• [PROVIDED ENTRIES]:
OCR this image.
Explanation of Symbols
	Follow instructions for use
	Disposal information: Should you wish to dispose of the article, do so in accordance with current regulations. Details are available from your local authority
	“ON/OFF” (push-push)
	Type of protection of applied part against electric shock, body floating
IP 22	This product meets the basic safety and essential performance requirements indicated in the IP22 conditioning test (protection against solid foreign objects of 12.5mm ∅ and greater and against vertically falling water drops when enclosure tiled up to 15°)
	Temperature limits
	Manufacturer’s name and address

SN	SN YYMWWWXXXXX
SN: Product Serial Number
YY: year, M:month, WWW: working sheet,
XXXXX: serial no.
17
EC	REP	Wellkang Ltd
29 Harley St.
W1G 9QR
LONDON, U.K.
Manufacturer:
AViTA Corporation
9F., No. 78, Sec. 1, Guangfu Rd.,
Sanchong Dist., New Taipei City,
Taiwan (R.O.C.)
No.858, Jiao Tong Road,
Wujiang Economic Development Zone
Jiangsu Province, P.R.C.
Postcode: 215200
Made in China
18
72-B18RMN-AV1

• [AIM]: Copy out the full material exactly as it appears.

• [ANSWER FOR THE TASK]:
OCR this image.
Explanation of Symbols
	Follow instructions for use
	Disposal information: Should you wish to dispose of the article, do so in accordance with current regulations. Details are available from your local authority
	“ON/OFF” (push-push)
	Type of protection of applied part against electric shock, body floating
IP 22	This product meets the basic safety and essential performance requirements indicated in the IP22 conditioning test (protection against solid foreign objects of 12.5mm ∅ and greater and against vertically falling water drops when enclosure tiled up to 15°)
	Temperature limits
	Manufacturer’s name and address

SN	SN YYMWWWXXXXX
SN: Product Serial Number
YY: year, M:month, WWW: working sheet,
XXXXX: serial no.
17
EC	REP	Wellkang Ltd
29 Harley St.
W1G 9QR
LONDON, U.K.
Manufacturer:
AViTA Corporation
9F., No. 78, Sec. 1, Guangfu Rd.,
Sanchong Dist., New Taipei City,
Taiwan (R.O.C.)
No.858, Jiao Tong Road,
Wujiang Economic Development Zone
Jiangsu Province, P.R.C.
Postcode: 215200
Made in China
18
72-B18RMN-AV1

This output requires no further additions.